Goal of the exercise: Beginning with the line where "Read all visible content and emit it as JSON." appears, restate the lines word for word through the last one in the listing.

Figure data in JSON:
──────

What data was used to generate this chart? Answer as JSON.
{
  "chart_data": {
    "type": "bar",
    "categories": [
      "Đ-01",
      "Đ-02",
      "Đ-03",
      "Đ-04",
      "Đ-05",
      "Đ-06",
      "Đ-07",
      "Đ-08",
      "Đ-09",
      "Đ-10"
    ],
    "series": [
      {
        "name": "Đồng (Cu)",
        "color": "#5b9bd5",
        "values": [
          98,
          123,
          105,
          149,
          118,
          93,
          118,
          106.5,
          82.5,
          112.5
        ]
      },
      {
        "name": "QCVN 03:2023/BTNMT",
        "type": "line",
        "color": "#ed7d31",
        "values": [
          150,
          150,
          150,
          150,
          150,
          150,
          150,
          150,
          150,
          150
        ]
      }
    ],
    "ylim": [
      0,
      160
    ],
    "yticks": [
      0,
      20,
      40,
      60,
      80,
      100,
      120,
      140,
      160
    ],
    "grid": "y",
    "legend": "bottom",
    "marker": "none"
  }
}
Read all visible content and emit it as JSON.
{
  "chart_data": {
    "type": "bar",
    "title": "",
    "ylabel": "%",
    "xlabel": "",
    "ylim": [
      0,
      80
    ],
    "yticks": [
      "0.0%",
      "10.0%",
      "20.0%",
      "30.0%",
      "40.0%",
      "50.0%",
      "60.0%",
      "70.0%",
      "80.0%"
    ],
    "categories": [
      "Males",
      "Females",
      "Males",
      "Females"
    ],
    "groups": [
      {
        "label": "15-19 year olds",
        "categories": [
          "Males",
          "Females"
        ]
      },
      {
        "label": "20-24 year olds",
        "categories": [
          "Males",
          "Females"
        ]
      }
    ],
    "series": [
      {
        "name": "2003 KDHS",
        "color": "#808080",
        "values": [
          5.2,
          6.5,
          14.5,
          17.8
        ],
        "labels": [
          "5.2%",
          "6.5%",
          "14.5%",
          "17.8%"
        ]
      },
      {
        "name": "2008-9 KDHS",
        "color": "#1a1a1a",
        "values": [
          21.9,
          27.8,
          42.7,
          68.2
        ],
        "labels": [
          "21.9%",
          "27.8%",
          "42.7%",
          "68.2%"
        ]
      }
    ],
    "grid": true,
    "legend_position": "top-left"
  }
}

──────

Output below:
Read all visible content and emit it as JSON.
{
  "chart_data": {
    "type": "bar",
    "title": "",
    "ylabel": "%",
    "xlabel": "",
    "ylim": [
      0,
      80
    ],
    "yticks": [
      "0.0%",
      "10.0%",
      "20.0%",
      "30.0%",
      "40.0%",
      "50.0%",
      "60.0%",
      "70.0%",
      "80.0%"
    ],
    "categories": [
      "Males",
      "Females",
      "Males",
      "Females"
    ],
    "groups": [
      {
        "label": "15-19 year olds",
        "categories": [
          "Males",
          "Females"
        ]
      },
      {
        "label": "20-24 year olds",
        "categories": [
          "Males",
          "Females"
        ]
      }
    ],
    "series": [
      {
        "name": "2003 KDHS",
        "color": "#808080",
        "values": [
          5.2,
          6.5,
          14.5,
          17.8
        ],
        "labels": [
          "5.2%",
          "6.5%",
          "14.5%",
          "17.8%"
        ]
      },
      {
        "name": "2008-9 KDHS",
        "color": "#1a1a1a",
        "values": [
          21.9,
          27.8,
          42.7,
          68.2
        ],
        "labels": [
          "21.9%",
          "27.8%",
          "42.7%",
          "68.2%"
        ]
      }
    ],
    "grid": true,
    "legend_position": "top-left"
  }
}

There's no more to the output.